What is asked —
Filter the entries, keeping every line with the word "tierra".

*** Provided data

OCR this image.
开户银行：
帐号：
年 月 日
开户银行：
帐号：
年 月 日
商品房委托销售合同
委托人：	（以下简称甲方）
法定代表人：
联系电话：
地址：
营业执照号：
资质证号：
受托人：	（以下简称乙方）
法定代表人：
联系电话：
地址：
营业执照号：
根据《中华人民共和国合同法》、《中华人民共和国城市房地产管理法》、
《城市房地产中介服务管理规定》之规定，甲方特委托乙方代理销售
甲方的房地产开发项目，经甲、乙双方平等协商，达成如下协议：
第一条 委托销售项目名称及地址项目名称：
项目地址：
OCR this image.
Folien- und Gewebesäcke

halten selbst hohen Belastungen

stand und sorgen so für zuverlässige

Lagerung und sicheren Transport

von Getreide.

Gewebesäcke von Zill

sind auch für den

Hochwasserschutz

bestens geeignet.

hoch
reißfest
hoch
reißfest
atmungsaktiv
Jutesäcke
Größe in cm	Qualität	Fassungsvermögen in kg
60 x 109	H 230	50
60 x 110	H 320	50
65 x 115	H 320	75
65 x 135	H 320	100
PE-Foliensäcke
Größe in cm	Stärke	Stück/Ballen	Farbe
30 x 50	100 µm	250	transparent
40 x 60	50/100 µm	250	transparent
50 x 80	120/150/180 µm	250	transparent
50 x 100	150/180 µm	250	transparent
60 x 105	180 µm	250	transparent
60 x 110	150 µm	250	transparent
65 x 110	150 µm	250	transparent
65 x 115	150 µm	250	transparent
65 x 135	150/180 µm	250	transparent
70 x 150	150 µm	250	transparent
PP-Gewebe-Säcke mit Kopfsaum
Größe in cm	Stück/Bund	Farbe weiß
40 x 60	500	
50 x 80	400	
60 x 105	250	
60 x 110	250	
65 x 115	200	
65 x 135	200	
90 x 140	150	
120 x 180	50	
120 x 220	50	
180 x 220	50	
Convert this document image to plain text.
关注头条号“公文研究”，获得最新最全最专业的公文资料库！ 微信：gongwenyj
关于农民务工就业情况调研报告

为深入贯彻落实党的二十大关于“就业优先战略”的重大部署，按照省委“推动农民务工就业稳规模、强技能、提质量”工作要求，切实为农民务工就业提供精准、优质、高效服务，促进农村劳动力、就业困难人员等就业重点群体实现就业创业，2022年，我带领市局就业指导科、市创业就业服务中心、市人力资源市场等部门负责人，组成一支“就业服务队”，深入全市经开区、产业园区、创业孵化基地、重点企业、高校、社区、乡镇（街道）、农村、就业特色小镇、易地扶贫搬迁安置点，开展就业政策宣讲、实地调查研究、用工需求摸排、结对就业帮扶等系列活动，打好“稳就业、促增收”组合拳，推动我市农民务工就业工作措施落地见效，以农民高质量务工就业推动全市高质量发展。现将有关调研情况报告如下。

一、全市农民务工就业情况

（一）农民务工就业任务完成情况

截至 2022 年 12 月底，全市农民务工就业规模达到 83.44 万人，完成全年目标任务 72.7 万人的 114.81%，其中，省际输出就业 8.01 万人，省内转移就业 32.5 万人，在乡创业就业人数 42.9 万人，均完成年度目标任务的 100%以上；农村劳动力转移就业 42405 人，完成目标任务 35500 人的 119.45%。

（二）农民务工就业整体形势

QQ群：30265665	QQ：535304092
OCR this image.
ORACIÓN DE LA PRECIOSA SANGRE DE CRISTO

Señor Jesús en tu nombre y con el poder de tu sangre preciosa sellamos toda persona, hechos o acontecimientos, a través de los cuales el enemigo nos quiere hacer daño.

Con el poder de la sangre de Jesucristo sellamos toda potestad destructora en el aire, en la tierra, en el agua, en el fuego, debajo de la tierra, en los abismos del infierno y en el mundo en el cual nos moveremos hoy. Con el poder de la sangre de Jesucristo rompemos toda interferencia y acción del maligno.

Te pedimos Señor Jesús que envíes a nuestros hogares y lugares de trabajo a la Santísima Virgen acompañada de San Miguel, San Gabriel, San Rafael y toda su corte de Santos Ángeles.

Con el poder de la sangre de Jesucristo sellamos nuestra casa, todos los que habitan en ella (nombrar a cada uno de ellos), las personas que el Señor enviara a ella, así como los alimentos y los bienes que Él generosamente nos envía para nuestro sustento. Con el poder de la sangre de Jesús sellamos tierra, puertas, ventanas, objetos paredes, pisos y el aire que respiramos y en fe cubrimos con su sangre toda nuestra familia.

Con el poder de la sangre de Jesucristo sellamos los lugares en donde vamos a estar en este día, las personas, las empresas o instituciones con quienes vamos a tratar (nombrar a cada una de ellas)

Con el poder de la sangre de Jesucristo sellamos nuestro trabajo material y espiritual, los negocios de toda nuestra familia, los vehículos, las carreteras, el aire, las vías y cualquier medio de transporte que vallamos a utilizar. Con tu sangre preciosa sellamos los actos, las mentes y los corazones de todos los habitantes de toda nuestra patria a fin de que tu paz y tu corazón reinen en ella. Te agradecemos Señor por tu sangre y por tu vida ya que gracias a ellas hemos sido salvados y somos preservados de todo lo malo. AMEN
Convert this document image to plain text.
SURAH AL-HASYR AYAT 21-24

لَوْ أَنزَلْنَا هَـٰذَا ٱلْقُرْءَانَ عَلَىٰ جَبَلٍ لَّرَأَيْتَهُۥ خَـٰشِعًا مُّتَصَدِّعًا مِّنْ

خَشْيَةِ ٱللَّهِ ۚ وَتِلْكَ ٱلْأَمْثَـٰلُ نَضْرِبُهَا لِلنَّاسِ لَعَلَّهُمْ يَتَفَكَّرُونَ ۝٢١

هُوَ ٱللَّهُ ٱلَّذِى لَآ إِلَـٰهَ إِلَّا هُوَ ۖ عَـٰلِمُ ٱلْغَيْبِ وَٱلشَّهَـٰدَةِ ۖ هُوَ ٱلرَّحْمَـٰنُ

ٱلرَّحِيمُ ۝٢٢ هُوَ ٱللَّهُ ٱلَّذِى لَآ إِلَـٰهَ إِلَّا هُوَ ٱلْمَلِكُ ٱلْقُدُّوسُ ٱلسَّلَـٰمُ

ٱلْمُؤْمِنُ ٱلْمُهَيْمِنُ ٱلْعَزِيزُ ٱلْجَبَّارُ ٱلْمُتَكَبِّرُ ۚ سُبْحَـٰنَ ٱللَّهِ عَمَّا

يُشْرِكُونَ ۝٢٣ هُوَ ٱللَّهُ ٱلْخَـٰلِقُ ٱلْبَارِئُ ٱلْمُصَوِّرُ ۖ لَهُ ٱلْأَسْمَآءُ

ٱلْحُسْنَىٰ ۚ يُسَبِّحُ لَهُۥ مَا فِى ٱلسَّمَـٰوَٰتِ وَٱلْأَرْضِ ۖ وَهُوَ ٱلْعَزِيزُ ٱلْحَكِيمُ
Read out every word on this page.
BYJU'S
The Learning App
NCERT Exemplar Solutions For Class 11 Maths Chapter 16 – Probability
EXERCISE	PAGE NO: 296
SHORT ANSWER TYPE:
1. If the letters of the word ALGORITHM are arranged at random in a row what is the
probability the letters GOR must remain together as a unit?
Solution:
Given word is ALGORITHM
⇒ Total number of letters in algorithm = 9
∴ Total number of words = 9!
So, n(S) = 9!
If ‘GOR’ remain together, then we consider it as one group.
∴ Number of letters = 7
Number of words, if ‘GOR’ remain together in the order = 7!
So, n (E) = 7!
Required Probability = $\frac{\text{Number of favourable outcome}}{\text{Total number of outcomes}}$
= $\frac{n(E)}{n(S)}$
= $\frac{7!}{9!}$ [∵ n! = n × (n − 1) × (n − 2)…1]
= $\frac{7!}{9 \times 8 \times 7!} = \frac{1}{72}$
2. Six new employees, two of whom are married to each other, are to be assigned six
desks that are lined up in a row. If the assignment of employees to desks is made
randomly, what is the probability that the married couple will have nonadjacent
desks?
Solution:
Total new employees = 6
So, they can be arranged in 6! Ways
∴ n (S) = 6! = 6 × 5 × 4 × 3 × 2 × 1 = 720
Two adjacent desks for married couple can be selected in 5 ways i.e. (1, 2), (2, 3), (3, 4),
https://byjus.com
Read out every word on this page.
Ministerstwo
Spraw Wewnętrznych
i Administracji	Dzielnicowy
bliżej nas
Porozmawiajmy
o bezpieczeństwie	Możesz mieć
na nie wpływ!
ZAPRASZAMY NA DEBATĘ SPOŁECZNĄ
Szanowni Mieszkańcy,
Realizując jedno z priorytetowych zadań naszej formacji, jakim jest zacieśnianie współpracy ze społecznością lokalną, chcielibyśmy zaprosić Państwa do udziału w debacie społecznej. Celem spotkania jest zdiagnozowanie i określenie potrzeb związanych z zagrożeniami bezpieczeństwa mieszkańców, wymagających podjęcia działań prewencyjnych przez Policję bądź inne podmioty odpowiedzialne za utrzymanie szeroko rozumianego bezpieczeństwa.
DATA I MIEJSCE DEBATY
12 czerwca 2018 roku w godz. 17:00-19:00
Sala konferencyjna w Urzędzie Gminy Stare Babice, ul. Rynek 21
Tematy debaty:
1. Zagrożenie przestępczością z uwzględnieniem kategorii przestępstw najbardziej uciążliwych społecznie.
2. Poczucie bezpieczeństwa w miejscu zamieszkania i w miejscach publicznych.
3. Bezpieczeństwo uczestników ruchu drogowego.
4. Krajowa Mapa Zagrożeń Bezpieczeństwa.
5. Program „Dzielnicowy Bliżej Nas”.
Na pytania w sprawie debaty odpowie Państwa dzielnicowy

******

Exercise answer —
Con el poder de la sangre de Jesucristo sellamos toda potestad destructora en el aire, en la tierra, en el agua, en el fuego, debajo de la tierra, en los abismos del infierno y en el mundo en el cual nos moveremos hoy. Con el poder de la sangre de Jesucristo rompemos toda interferencia y acción del maligno.
Con el poder de la sangre de Jesucristo sellamos nuestra casa, todos los que habitan en ella (nombrar a cada uno de ellos), las personas que el Señor enviara a ella, así como los alimentos y los bienes que Él generosamente nos envía para nuestro sustento. Con el poder de la sangre de Jesús sellamos tierra, puertas, ventanas, objetos paredes, pisos y el aire que respiramos y en fe cubrimos con su sangre toda nuestra familia.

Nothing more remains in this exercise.